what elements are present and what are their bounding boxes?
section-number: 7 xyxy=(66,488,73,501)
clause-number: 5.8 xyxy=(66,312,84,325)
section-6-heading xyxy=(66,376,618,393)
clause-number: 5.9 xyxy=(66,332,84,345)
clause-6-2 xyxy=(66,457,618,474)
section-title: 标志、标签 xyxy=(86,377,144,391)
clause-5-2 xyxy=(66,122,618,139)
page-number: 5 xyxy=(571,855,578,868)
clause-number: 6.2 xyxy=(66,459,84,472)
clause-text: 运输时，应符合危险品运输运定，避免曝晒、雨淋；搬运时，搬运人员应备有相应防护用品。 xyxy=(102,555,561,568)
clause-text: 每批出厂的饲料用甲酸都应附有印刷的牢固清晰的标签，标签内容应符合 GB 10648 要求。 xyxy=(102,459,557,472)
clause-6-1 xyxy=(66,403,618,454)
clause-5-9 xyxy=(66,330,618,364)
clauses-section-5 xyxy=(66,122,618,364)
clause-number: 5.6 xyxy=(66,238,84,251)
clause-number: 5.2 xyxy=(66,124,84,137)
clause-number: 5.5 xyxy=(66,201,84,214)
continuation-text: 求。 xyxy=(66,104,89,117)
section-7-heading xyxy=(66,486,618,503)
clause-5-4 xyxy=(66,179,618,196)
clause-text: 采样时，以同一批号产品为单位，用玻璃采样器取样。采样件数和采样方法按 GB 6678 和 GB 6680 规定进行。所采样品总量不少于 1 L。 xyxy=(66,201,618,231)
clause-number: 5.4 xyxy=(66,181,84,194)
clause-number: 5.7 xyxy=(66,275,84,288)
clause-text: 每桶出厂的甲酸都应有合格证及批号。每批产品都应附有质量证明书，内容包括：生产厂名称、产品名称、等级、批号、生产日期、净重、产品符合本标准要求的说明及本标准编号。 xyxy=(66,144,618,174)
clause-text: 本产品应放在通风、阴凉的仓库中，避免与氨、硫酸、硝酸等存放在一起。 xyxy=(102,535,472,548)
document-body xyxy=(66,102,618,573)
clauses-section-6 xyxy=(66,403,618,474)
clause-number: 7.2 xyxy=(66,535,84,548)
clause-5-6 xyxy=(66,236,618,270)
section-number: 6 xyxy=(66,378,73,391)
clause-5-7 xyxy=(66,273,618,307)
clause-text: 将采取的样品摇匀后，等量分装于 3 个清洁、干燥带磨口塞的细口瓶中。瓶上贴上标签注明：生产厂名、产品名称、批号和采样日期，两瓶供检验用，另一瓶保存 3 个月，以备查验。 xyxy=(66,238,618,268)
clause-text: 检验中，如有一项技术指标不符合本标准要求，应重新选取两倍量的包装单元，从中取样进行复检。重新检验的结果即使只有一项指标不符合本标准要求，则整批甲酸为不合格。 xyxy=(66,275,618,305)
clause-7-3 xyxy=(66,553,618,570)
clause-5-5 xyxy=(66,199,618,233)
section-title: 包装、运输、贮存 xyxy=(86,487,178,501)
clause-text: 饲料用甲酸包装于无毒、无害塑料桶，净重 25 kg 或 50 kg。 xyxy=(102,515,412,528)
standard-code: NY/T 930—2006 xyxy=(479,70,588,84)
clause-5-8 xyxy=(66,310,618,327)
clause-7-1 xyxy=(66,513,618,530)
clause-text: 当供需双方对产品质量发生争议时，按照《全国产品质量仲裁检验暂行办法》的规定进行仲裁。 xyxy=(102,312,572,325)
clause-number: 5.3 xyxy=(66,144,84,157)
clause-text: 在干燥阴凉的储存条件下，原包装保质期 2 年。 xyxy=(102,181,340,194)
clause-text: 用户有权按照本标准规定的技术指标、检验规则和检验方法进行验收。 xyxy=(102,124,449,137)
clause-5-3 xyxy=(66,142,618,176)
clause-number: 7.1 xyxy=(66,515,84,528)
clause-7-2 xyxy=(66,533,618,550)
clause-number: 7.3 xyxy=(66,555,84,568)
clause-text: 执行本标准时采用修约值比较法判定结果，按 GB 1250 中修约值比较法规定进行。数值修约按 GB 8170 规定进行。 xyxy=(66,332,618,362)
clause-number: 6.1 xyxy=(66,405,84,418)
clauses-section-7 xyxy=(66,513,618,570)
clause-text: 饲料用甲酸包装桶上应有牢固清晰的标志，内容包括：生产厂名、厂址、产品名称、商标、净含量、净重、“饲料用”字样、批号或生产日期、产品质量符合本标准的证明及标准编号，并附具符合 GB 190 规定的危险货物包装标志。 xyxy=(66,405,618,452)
──────────
Written task:
Output the data from its first line through the line containing "clause-number: 5.2 xyxy=(66,124,84,137)", both included, as a Markdown table with columns Row and Line. Number each line in Row and leave out blank lines.

Task result:
| Row | Line |
|---|---|
| 1 | what elements are present and what are their bounding boxes? |
| 2 | section-number: 7 xyxy=(66,488,73,501) |
| 3 | clause-number: 5.8 xyxy=(66,312,84,325) |
| 4 | section-6-heading xyxy=(66,376,618,393) |
| 5 | clause-number: 5.9 xyxy=(66,332,84,345) |
| 6 | clause-6-2 xyxy=(66,457,618,474) |
| 7 | section-title: 标志、标签 xyxy=(86,377,144,391) |
| 8 | clause-5-2 xyxy=(66,122,618,139) |
| 9 | page-number: 5 xyxy=(571,855,578,868) |
| 10 | clause-number: 6.2 xyxy=(66,459,84,472) |
| 11 | clause-text: 运输时，应符合危险品运输运定，避免曝晒、雨淋；搬运时，搬运人员应备有相应防护用品。 xyxy=(102,555,561,568) |
| 12 | clause-text: 每批出厂的饲料用甲酸都应附有印刷的牢固清晰的标签，标签内容应符合 GB 10648 要求。 xyxy=(102,459,557,472) |
| 13 | clause-6-1 xyxy=(66,403,618,454) |
| 14 | clause-5-9 xyxy=(66,330,618,364) |
| 15 | clauses-section-5 xyxy=(66,122,618,364) |
| 16 | clause-number: 5.6 xyxy=(66,238,84,251) |
| 17 | clause-number: 5.2 xyxy=(66,124,84,137) |